• **Objective**
Copy each of the entries below faithfully, setting aside any pictures.

+++ Source records +++

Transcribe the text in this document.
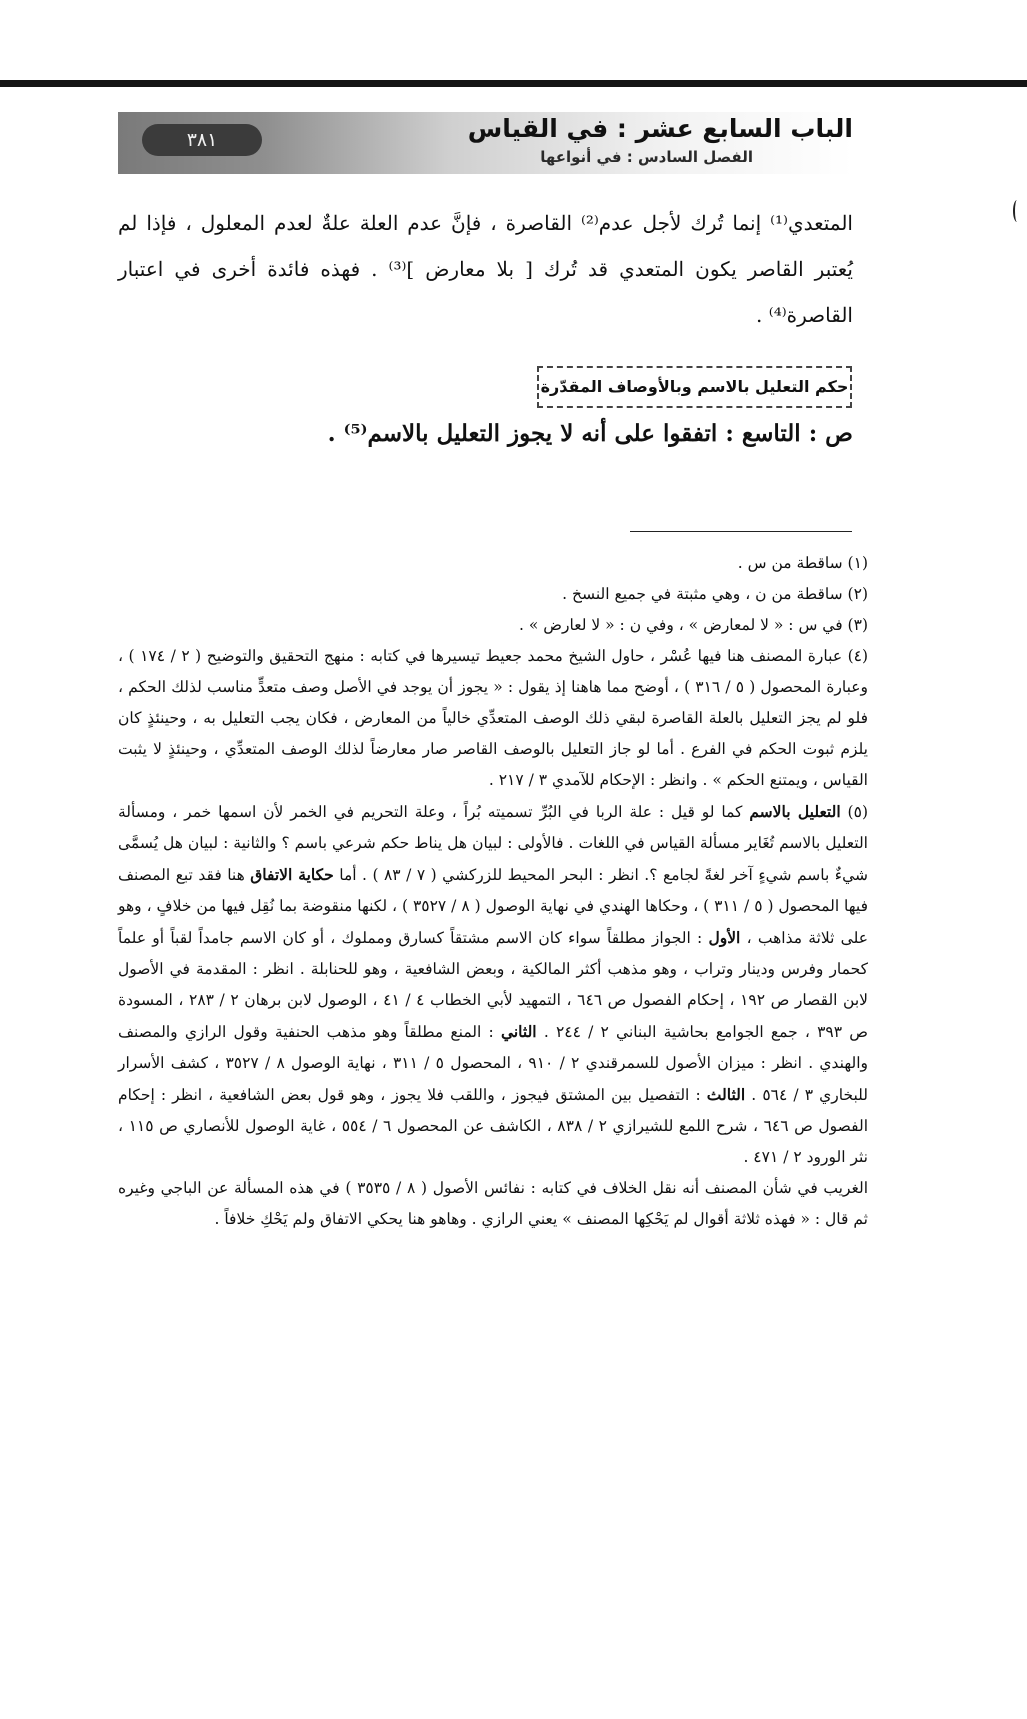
٣٨١	الباب السابع عشر : في القياس
الفصل السادس : في أنواعها

المتعدي⁽¹⁾ إنما تُرك لأجل عدم⁽²⁾ القاصرة ، فإنَّ عدم العلة علةٌ لعدم المعلول ، فإذا لم يُعتبر القاصر يكون المتعدي قد تُرك [ بلا معارض ]⁽³⁾ . فهذه فائدة أخرى في اعتبار القاصرة⁽⁴⁾ .

حكم التعليل بالاسم وبالأوصاف المقدّرة
ص : التاسع : اتفقوا على أنه لا يجوز التعليل بالاسم⁽⁵⁾ .

(١) ساقطة من س .

(٢) ساقطة من ن ، وهي مثبتة في جميع النسخ .

(٣) في س : « لا لمعارض » ، وفي ن : « لا لعارض » .

(٤) عبارة المصنف هنا فيها عُسْر ، حاول الشيخ محمد جعيط تيسيرها في كتابه : منهج التحقيق والتوضيح ( ٢ / ١٧٤ ) ، وعبارة المحصول ( ٥ / ٣١٦ ) ، أوضح مما هاهنا إذ يقول : « يجوز أن يوجد في الأصل وصف متعدٍّ مناسب لذلك الحكم ، فلو لم يجز التعليل بالعلة القاصرة لبقي ذلك الوصف المتعدِّي خالياً من المعارض ، فكان يجب التعليل به ، وحينئذٍ كان يلزم ثبوت الحكم في الفرع . أما لو جاز التعليل بالوصف القاصر صار معارضاً لذلك الوصف المتعدِّي ، وحينئذٍ لا يثبت القياس ، ويمتنع الحكم » . وانظر : الإحكام للآمدي ٣ / ٢١٧ .

(٥) التعليل بالاسم كما لو قيل : علة الربا في البُرِّ تسميته بُراً ، وعلة التحريم في الخمر لأن اسمها خمر ، ومسألة التعليل بالاسم تُغَاير مسألة القياس في اللغات . فالأولى : لبيان هل يناط حكم شرعي باسم ؟ والثانية : لبيان هل يُسمَّى شيءٌ باسم شيءٍ آخر لغةً لجامع ؟. انظر : البحر المحيط للزركشي ( ٧ / ٨٣ ) . أما حكاية الاتفاق هنا فقد تبع المصنف فيها المحصول ( ٥ / ٣١١ ) ، وحكاها الهندي في نهاية الوصول ( ٨ / ٣٥٢٧ ) ، لكنها منقوضة بما نُقِل فيها من خلافٍ ، وهو على ثلاثة مذاهب ، الأول : الجواز مطلقاً سواء كان الاسم مشتقاً كسارق ومملوك ، أو كان الاسم جامداً لقباً أو علماً كحمار وفرس ودينار وتراب ، وهو مذهب أكثر المالكية ، وبعض الشافعية ، وهو للحنابلة . انظر : المقدمة في الأصول لابن القصار ص ١٩٢ ، إحكام الفصول ص ٦٤٦ ، التمهيد لأبي الخطاب ٤ / ٤١ ، الوصول لابن برهان ٢ / ٢٨٣ ، المسودة ص ٣٩٣ ، جمع الجوامع بحاشية البناني ٢ / ٢٤٤ . الثاني : المنع مطلقاً وهو مذهب الحنفية وقول الرازي والمصنف والهندي . انظر : ميزان الأصول للسمرقندي ٢ / ٩١٠ ، المحصول ٥ / ٣١١ ، نهاية الوصول ٨ / ٣٥٢٧ ، كشف الأسرار للبخاري ٣ / ٥٦٤ . الثالث : التفصيل بين المشتق فيجوز ، واللقب فلا يجوز ، وهو قول بعض الشافعية ، انظر : إحكام الفصول ص ٦٤٦ ، شرح اللمع للشيرازي ٢ / ٨٣٨ ، الكاشف عن المحصول ٦ / ٥٥٤ ، غاية الوصول للأنصاري ص ١١٥ ، نثر الورود ٢ / ٤٧١ .

الغريب في شأن المصنف أنه نقل الخلاف في كتابه : نفائس الأصول ( ٨ / ٣٥٣٥ ) في هذه المسألة عن الباجي وغيره ثم قال : « فهذه ثلاثة أقوال لم يَحْكِها المصنف » يعني الرازي . وهاهو هنا يحكي الاتفاق ولم يَحْكِ خلافاً .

+++

• **Response**
Transcribe the text in this document.
٣٨١	الباب السابع عشر : في القياس
الفصل السادس : في أنواعها

المتعدي⁽¹⁾ إنما تُرك لأجل عدم⁽²⁾ القاصرة ، فإنَّ عدم العلة علةٌ لعدم المعلول ، فإذا لم يُعتبر القاصر يكون المتعدي قد تُرك [ بلا معارض ]⁽³⁾ . فهذه فائدة أخرى في اعتبار القاصرة⁽⁴⁾ .

حكم التعليل بالاسم وبالأوصاف المقدّرة
ص : التاسع : اتفقوا على أنه لا يجوز التعليل بالاسم⁽⁵⁾ .

(١) ساقطة من س .

(٢) ساقطة من ن ، وهي مثبتة في جميع النسخ .

(٣) في س : « لا لمعارض » ، وفي ن : « لا لعارض » .

(٤) عبارة المصنف هنا فيها عُسْر ، حاول الشيخ محمد جعيط تيسيرها في كتابه : منهج التحقيق والتوضيح ( ٢ / ١٧٤ ) ، وعبارة المحصول ( ٥ / ٣١٦ ) ، أوضح مما هاهنا إذ يقول : « يجوز أن يوجد في الأصل وصف متعدٍّ مناسب لذلك الحكم ، فلو لم يجز التعليل بالعلة القاصرة لبقي ذلك الوصف المتعدِّي خالياً من المعارض ، فكان يجب التعليل به ، وحينئذٍ كان يلزم ثبوت الحكم في الفرع . أما لو جاز التعليل بالوصف القاصر صار معارضاً لذلك الوصف المتعدِّي ، وحينئذٍ لا يثبت القياس ، ويمتنع الحكم » . وانظر : الإحكام للآمدي ٣ / ٢١٧ .

(٥) التعليل بالاسم كما لو قيل : علة الربا في البُرِّ تسميته بُراً ، وعلة التحريم في الخمر لأن اسمها خمر ، ومسألة التعليل بالاسم تُغَاير مسألة القياس في اللغات . فالأولى : لبيان هل يناط حكم شرعي باسم ؟ والثانية : لبيان هل يُسمَّى شيءٌ باسم شيءٍ آخر لغةً لجامع ؟. انظر : البحر المحيط للزركشي ( ٧ / ٨٣ ) . أما حكاية الاتفاق هنا فقد تبع المصنف فيها المحصول ( ٥ / ٣١١ ) ، وحكاها الهندي في نهاية الوصول ( ٨ / ٣٥٢٧ ) ، لكنها منقوضة بما نُقِل فيها من خلافٍ ، وهو على ثلاثة مذاهب ، الأول : الجواز مطلقاً سواء كان الاسم مشتقاً كسارق ومملوك ، أو كان الاسم جامداً لقباً أو علماً كحمار وفرس ودينار وتراب ، وهو مذهب أكثر المالكية ، وبعض الشافعية ، وهو للحنابلة . انظر : المقدمة في الأصول لابن القصار ص ١٩٢ ، إحكام الفصول ص ٦٤٦ ، التمهيد لأبي الخطاب ٤ / ٤١ ، الوصول لابن برهان ٢ / ٢٨٣ ، المسودة ص ٣٩٣ ، جمع الجوامع بحاشية البناني ٢ / ٢٤٤ . الثاني : المنع مطلقاً وهو مذهب الحنفية وقول الرازي والمصنف والهندي . انظر : ميزان الأصول للسمرقندي ٢ / ٩١٠ ، المحصول ٥ / ٣١١ ، نهاية الوصول ٨ / ٣٥٢٧ ، كشف الأسرار للبخاري ٣ / ٥٦٤ . الثالث : التفصيل بين المشتق فيجوز ، واللقب فلا يجوز ، وهو قول بعض الشافعية ، انظر : إحكام الفصول ص ٦٤٦ ، شرح اللمع للشيرازي ٢ / ٨٣٨ ، الكاشف عن المحصول ٦ / ٥٥٤ ، غاية الوصول للأنصاري ص ١١٥ ، نثر الورود ٢ / ٤٧١ .

الغريب في شأن المصنف أنه نقل الخلاف في كتابه : نفائس الأصول ( ٨ / ٣٥٣٥ ) في هذه المسألة عن الباجي وغيره ثم قال : « فهذه ثلاثة أقوال لم يَحْكِها المصنف » يعني الرازي . وهاهو هنا يحكي الاتفاق ولم يَحْكِ خلافاً .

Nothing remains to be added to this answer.